— start —

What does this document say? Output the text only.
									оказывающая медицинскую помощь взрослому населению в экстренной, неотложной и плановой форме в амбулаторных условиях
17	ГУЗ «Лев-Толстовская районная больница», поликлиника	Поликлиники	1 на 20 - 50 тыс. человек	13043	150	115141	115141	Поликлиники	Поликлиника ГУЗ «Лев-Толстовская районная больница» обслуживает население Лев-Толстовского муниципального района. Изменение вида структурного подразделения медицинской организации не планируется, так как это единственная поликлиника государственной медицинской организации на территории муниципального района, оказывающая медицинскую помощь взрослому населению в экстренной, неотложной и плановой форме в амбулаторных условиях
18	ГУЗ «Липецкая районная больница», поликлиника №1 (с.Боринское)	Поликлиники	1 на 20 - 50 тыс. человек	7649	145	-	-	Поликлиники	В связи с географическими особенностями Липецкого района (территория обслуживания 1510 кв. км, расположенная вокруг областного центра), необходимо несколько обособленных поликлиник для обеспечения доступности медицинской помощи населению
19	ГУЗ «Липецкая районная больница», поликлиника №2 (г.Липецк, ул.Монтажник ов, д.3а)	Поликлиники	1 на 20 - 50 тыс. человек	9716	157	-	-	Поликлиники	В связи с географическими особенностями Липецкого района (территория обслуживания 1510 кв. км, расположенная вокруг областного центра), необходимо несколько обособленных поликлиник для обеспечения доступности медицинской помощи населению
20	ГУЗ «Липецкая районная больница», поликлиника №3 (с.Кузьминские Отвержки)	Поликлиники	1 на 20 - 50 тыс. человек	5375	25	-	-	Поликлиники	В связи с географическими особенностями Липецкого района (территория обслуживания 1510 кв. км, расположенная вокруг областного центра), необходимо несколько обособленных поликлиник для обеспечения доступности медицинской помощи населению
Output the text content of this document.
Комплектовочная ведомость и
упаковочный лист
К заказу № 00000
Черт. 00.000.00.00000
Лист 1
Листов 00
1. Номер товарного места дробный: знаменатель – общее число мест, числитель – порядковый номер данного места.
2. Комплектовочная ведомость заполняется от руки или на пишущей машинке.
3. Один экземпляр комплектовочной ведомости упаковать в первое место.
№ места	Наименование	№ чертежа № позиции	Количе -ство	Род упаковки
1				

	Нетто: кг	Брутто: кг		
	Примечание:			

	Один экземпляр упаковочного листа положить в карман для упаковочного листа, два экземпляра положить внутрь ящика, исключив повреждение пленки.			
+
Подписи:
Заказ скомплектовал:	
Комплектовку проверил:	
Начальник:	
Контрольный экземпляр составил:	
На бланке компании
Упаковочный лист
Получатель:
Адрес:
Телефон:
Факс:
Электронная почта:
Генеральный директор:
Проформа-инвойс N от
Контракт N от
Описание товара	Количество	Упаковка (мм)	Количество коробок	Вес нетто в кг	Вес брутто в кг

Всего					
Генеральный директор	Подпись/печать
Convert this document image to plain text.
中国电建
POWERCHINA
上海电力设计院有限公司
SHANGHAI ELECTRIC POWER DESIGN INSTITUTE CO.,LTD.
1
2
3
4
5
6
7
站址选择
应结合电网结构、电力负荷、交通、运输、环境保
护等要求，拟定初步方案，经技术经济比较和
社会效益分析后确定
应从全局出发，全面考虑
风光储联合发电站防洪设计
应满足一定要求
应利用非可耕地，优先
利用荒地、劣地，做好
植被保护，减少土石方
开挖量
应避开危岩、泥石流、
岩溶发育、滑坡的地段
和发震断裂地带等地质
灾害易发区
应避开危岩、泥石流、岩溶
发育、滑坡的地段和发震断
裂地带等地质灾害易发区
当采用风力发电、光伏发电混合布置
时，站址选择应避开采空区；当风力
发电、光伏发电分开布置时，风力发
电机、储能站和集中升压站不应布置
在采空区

— end —

JOB:
From the entries above, list each line with "Комплектовочная" in it.

TASK RESULT:
Комплектовочная ведомость и
2. Комплектовочная ведомость заполняется от руки или на пишущей машинке.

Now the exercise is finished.